Goal →
Take the records below and extract, word for word, the lines from the one containing "What does this" through the final line, inclusive. Omit pictures.

Information given →
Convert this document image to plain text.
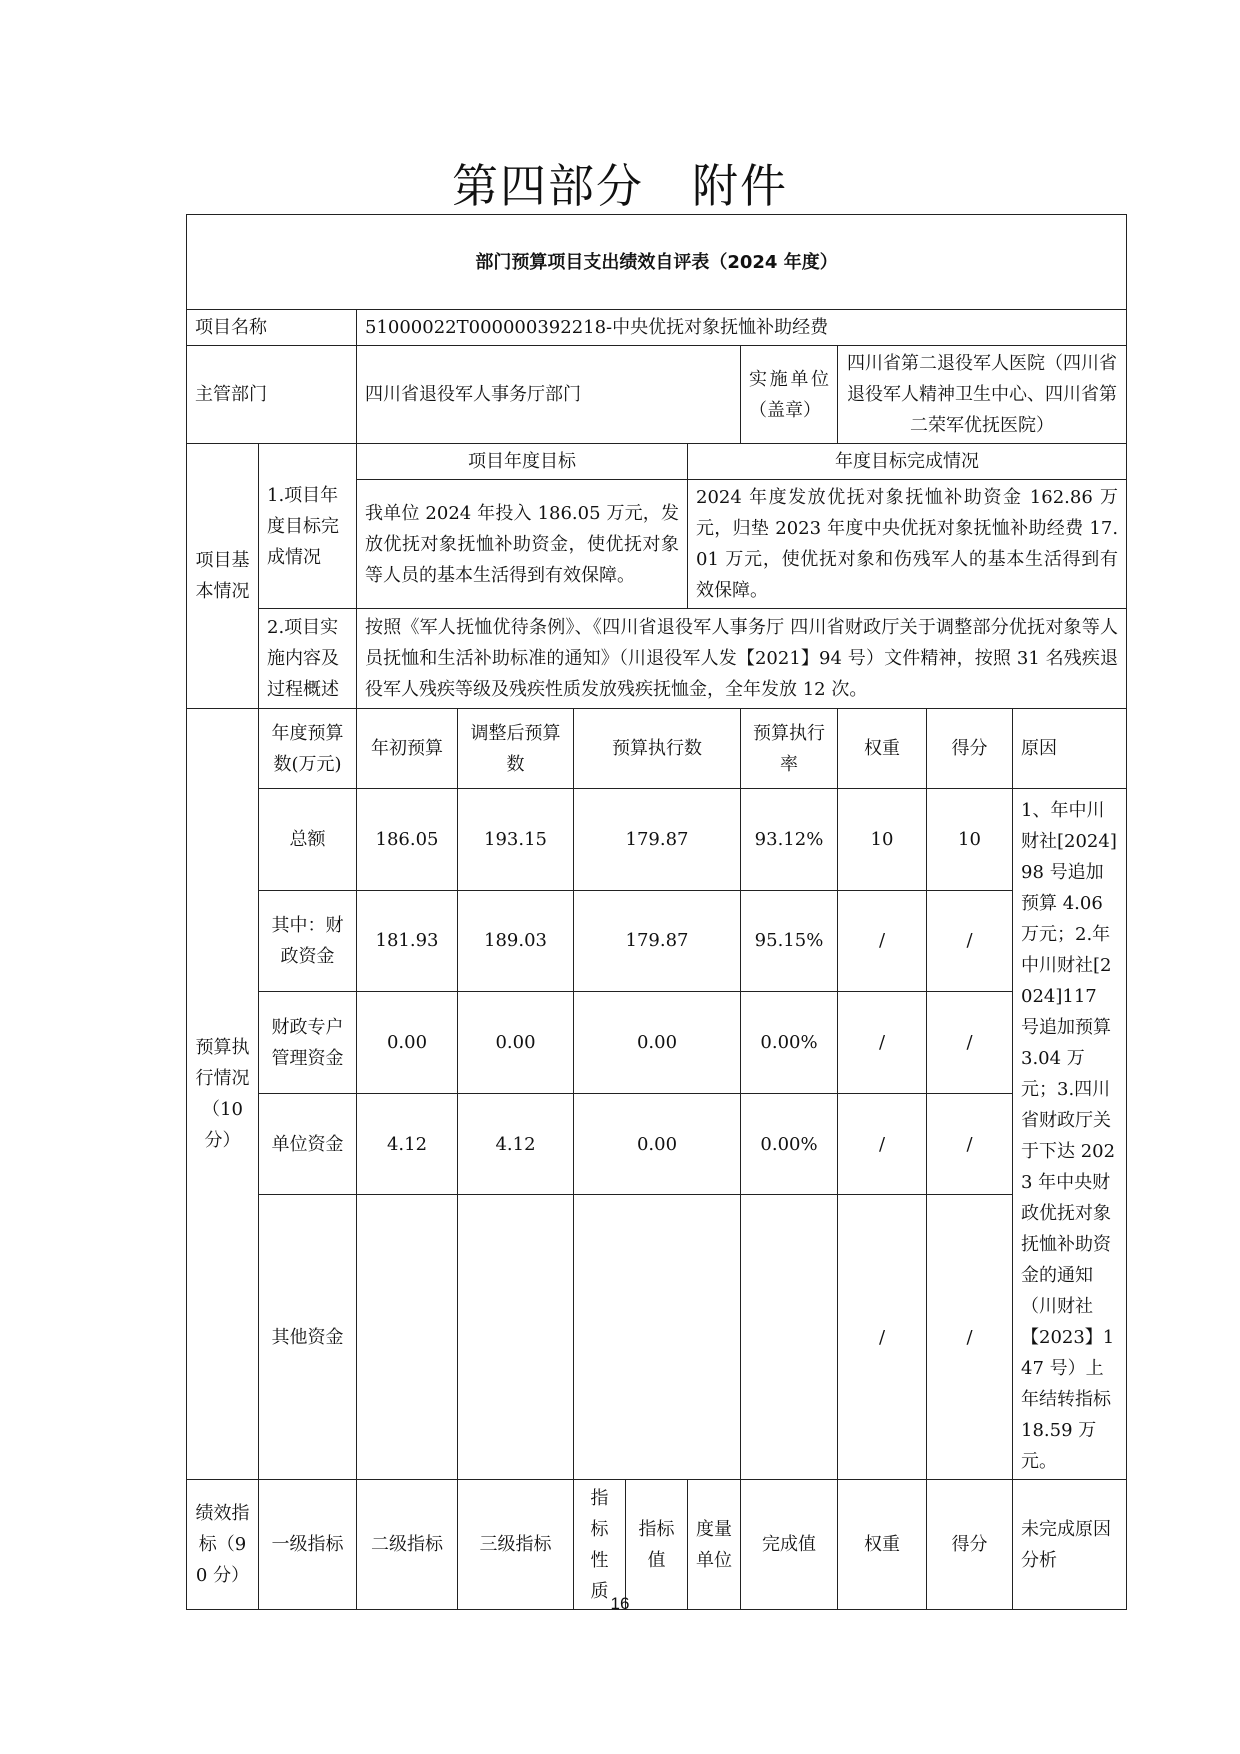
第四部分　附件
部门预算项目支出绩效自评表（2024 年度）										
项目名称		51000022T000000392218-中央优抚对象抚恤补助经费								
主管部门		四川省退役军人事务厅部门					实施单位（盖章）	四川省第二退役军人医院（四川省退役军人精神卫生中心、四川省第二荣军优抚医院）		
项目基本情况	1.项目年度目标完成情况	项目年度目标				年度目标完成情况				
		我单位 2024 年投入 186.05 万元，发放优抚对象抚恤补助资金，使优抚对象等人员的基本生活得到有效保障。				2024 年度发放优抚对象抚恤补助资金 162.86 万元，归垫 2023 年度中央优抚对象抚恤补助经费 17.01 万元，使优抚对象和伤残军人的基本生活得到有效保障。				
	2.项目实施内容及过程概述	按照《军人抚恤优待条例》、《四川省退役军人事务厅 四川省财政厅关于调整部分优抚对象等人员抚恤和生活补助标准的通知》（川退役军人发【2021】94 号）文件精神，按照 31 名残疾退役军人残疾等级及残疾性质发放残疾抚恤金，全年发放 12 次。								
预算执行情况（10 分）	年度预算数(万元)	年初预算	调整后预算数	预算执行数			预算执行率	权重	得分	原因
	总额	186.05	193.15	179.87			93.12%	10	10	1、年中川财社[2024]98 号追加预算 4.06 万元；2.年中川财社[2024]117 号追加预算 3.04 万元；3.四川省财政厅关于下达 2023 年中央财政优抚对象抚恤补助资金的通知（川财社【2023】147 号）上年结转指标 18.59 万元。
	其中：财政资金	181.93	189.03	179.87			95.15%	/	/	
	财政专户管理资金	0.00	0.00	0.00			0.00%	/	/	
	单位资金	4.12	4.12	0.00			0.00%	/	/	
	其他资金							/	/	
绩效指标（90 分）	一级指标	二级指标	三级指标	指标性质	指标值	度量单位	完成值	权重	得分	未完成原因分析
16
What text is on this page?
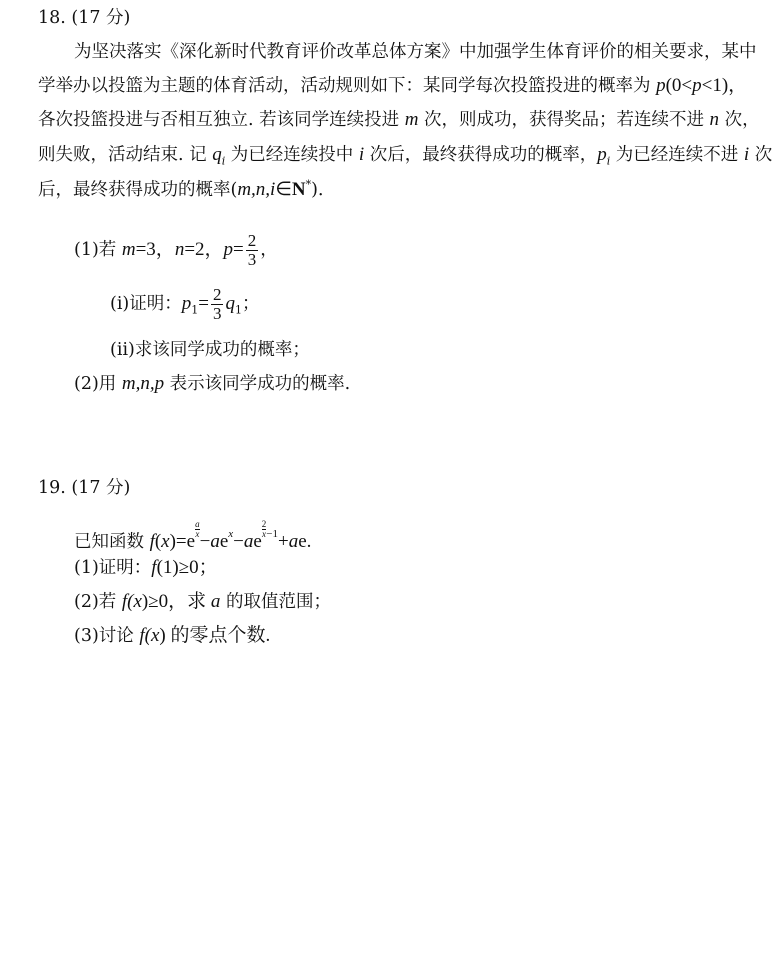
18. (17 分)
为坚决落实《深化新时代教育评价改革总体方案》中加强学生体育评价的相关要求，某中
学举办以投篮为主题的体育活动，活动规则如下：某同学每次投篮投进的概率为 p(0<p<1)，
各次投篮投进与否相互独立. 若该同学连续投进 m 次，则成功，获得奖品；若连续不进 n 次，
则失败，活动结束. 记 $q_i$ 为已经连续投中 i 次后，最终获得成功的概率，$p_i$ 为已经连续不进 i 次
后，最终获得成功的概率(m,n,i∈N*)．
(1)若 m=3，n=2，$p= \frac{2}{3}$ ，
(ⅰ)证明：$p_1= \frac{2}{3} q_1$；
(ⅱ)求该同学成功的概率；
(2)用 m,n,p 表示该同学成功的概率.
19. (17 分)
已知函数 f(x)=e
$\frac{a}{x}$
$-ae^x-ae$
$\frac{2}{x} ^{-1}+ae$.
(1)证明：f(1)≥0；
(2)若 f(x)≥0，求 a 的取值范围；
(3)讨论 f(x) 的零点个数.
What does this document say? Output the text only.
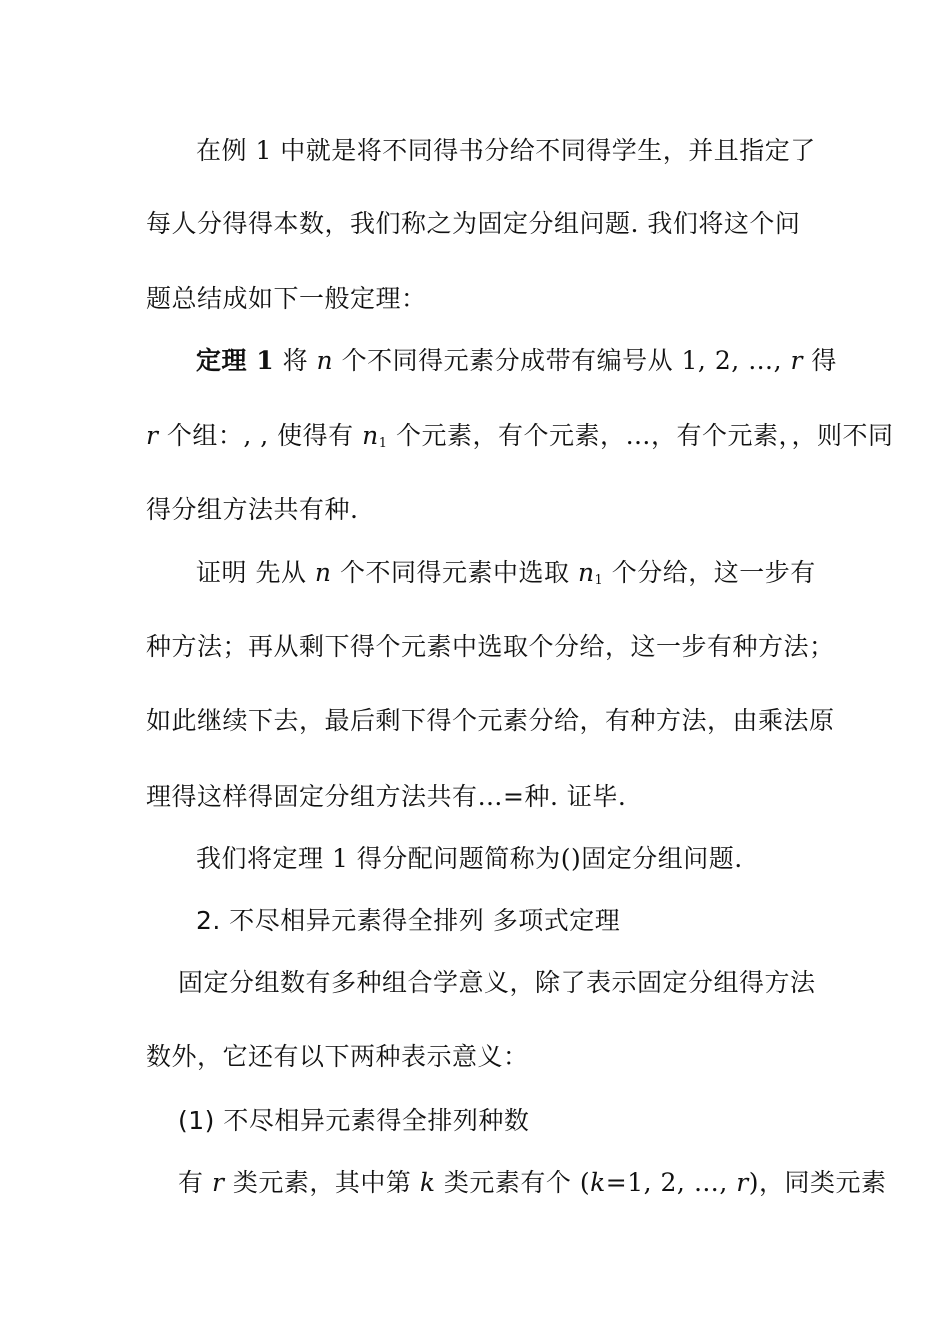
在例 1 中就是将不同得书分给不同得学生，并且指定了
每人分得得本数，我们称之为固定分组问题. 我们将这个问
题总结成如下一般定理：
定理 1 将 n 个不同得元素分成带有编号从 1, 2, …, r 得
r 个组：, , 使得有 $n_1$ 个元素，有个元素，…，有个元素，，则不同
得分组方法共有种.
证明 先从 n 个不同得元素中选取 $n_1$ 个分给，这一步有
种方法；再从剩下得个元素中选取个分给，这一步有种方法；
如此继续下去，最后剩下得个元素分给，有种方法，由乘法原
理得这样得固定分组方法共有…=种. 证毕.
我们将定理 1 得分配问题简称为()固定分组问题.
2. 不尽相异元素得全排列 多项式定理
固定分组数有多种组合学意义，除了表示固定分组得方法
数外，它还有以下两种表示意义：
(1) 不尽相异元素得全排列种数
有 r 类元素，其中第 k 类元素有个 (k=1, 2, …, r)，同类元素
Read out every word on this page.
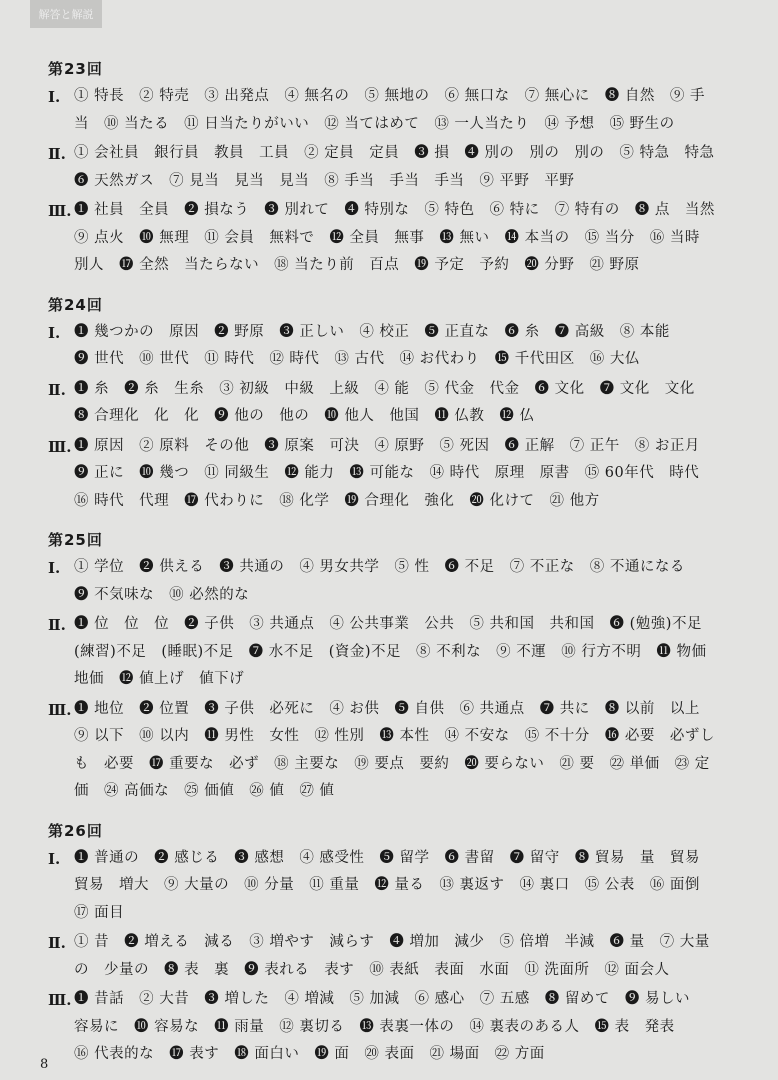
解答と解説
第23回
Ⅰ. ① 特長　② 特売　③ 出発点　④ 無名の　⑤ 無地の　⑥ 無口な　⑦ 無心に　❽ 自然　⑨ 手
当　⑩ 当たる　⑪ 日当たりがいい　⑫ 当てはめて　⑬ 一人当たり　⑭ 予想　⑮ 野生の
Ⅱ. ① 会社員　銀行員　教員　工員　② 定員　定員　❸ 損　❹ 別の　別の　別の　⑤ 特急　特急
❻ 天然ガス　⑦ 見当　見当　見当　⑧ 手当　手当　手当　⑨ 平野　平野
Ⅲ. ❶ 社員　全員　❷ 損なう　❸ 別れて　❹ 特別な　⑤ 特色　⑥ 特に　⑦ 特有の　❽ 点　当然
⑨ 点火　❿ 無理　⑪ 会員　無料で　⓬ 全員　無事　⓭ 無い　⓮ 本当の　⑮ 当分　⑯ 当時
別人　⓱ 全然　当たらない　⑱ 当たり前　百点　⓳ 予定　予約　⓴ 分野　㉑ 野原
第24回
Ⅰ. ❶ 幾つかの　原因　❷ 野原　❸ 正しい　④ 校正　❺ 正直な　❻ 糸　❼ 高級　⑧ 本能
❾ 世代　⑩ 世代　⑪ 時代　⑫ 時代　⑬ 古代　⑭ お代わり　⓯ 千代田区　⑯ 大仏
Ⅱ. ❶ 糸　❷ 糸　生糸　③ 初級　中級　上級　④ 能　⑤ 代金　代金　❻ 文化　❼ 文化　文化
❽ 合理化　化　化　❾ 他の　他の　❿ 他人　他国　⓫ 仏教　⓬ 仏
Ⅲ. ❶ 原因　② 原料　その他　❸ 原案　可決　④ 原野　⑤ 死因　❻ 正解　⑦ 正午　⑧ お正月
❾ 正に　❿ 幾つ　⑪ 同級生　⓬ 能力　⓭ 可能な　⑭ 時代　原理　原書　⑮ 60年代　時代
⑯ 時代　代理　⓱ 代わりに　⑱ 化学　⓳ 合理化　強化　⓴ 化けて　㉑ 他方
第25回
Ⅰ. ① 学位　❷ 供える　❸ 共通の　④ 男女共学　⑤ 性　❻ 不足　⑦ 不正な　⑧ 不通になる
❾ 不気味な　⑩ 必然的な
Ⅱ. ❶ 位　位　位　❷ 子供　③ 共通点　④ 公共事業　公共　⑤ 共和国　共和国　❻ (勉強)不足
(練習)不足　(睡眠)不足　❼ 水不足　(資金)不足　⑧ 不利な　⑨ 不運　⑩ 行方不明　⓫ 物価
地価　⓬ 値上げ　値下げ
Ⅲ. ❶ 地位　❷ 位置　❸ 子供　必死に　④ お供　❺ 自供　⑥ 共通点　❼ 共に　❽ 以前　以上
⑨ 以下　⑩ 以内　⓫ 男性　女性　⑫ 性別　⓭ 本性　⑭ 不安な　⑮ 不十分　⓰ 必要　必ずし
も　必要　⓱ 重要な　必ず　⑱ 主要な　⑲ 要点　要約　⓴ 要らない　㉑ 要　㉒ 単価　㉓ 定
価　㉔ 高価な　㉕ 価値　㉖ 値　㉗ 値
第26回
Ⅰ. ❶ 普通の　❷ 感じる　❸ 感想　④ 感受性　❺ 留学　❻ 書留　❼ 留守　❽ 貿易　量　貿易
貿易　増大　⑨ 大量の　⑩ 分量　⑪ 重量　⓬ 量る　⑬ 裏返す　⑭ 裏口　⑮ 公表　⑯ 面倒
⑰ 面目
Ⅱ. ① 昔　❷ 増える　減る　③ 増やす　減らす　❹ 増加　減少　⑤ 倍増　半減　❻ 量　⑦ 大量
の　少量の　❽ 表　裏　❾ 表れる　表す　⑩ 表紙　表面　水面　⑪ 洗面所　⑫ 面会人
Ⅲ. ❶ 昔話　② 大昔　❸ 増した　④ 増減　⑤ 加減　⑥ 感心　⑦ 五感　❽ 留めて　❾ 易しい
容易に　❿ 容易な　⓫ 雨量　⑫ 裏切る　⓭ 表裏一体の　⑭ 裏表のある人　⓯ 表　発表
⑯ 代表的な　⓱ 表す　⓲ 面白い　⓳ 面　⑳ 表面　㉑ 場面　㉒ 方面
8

Reply →
What does this document say? Output the text only.
在例 1 中就是将不同得书分给不同得学生，并且指定了
每人分得得本数，我们称之为固定分组问题. 我们将这个问
题总结成如下一般定理：
定理 1 将 n 个不同得元素分成带有编号从 1, 2, …, r 得
r 个组：, , 使得有 $n_1$ 个元素，有个元素，…，有个元素，，则不同
得分组方法共有种.
证明 先从 n 个不同得元素中选取 $n_1$ 个分给，这一步有
种方法；再从剩下得个元素中选取个分给，这一步有种方法；
如此继续下去，最后剩下得个元素分给，有种方法，由乘法原
理得这样得固定分组方法共有…=种. 证毕.
我们将定理 1 得分配问题简称为()固定分组问题.
2. 不尽相异元素得全排列 多项式定理
固定分组数有多种组合学意义，除了表示固定分组得方法
数外，它还有以下两种表示意义：
(1) 不尽相异元素得全排列种数
有 r 类元素，其中第 k 类元素有个 (k=1, 2, …, r)，同类元素
Read out every word on this page.
解答と解説
第23回
Ⅰ. ① 特長　② 特売　③ 出発点　④ 無名の　⑤ 無地の　⑥ 無口な　⑦ 無心に　❽ 自然　⑨ 手
当　⑩ 当たる　⑪ 日当たりがいい　⑫ 当てはめて　⑬ 一人当たり　⑭ 予想　⑮ 野生の
Ⅱ. ① 会社員　銀行員　教員　工員　② 定員　定員　❸ 損　❹ 別の　別の　別の　⑤ 特急　特急
❻ 天然ガス　⑦ 見当　見当　見当　⑧ 手当　手当　手当　⑨ 平野　平野
Ⅲ. ❶ 社員　全員　❷ 損なう　❸ 別れて　❹ 特別な　⑤ 特色　⑥ 特に　⑦ 特有の　❽ 点　当然
⑨ 点火　❿ 無理　⑪ 会員　無料で　⓬ 全員　無事　⓭ 無い　⓮ 本当の　⑮ 当分　⑯ 当時
別人　⓱ 全然　当たらない　⑱ 当たり前　百点　⓳ 予定　予約　⓴ 分野　㉑ 野原
第24回
Ⅰ. ❶ 幾つかの　原因　❷ 野原　❸ 正しい　④ 校正　❺ 正直な　❻ 糸　❼ 高級　⑧ 本能
❾ 世代　⑩ 世代　⑪ 時代　⑫ 時代　⑬ 古代　⑭ お代わり　⓯ 千代田区　⑯ 大仏
Ⅱ. ❶ 糸　❷ 糸　生糸　③ 初級　中級　上級　④ 能　⑤ 代金　代金　❻ 文化　❼ 文化　文化
❽ 合理化　化　化　❾ 他の　他の　❿ 他人　他国　⓫ 仏教　⓬ 仏
Ⅲ. ❶ 原因　② 原料　その他　❸ 原案　可決　④ 原野　⑤ 死因　❻ 正解　⑦ 正午　⑧ お正月
❾ 正に　❿ 幾つ　⑪ 同級生　⓬ 能力　⓭ 可能な　⑭ 時代　原理　原書　⑮ 60年代　時代
⑯ 時代　代理　⓱ 代わりに　⑱ 化学　⓳ 合理化　強化　⓴ 化けて　㉑ 他方
第25回
Ⅰ. ① 学位　❷ 供える　❸ 共通の　④ 男女共学　⑤ 性　❻ 不足　⑦ 不正な　⑧ 不通になる
❾ 不気味な　⑩ 必然的な
Ⅱ. ❶ 位　位　位　❷ 子供　③ 共通点　④ 公共事業　公共　⑤ 共和国　共和国　❻ (勉強)不足
(練習)不足　(睡眠)不足　❼ 水不足　(資金)不足　⑧ 不利な　⑨ 不運　⑩ 行方不明　⓫ 物価
地価　⓬ 値上げ　値下げ
Ⅲ. ❶ 地位　❷ 位置　❸ 子供　必死に　④ お供　❺ 自供　⑥ 共通点　❼ 共に　❽ 以前　以上
⑨ 以下　⑩ 以内　⓫ 男性　女性　⑫ 性別　⓭ 本性　⑭ 不安な　⑮ 不十分　⓰ 必要　必ずし
も　必要　⓱ 重要な　必ず　⑱ 主要な　⑲ 要点　要約　⓴ 要らない　㉑ 要　㉒ 単価　㉓ 定
価　㉔ 高価な　㉕ 価値　㉖ 値　㉗ 値
第26回
Ⅰ. ❶ 普通の　❷ 感じる　❸ 感想　④ 感受性　❺ 留学　❻ 書留　❼ 留守　❽ 貿易　量　貿易
貿易　増大　⑨ 大量の　⑩ 分量　⑪ 重量　⓬ 量る　⑬ 裏返す　⑭ 裏口　⑮ 公表　⑯ 面倒
⑰ 面目
Ⅱ. ① 昔　❷ 増える　減る　③ 増やす　減らす　❹ 増加　減少　⑤ 倍増　半減　❻ 量　⑦ 大量
の　少量の　❽ 表　裏　❾ 表れる　表す　⑩ 表紙　表面　水面　⑪ 洗面所　⑫ 面会人
Ⅲ. ❶ 昔話　② 大昔　❸ 増した　④ 増減　⑤ 加減　⑥ 感心　⑦ 五感　❽ 留めて　❾ 易しい
容易に　❿ 容易な　⓫ 雨量　⑫ 裏切る　⓭ 表裏一体の　⑭ 裏表のある人　⓯ 表　発表
⑯ 代表的な　⓱ 表す　⓲ 面白い　⓳ 面　⑳ 表面　㉑ 場面　㉒ 方面
8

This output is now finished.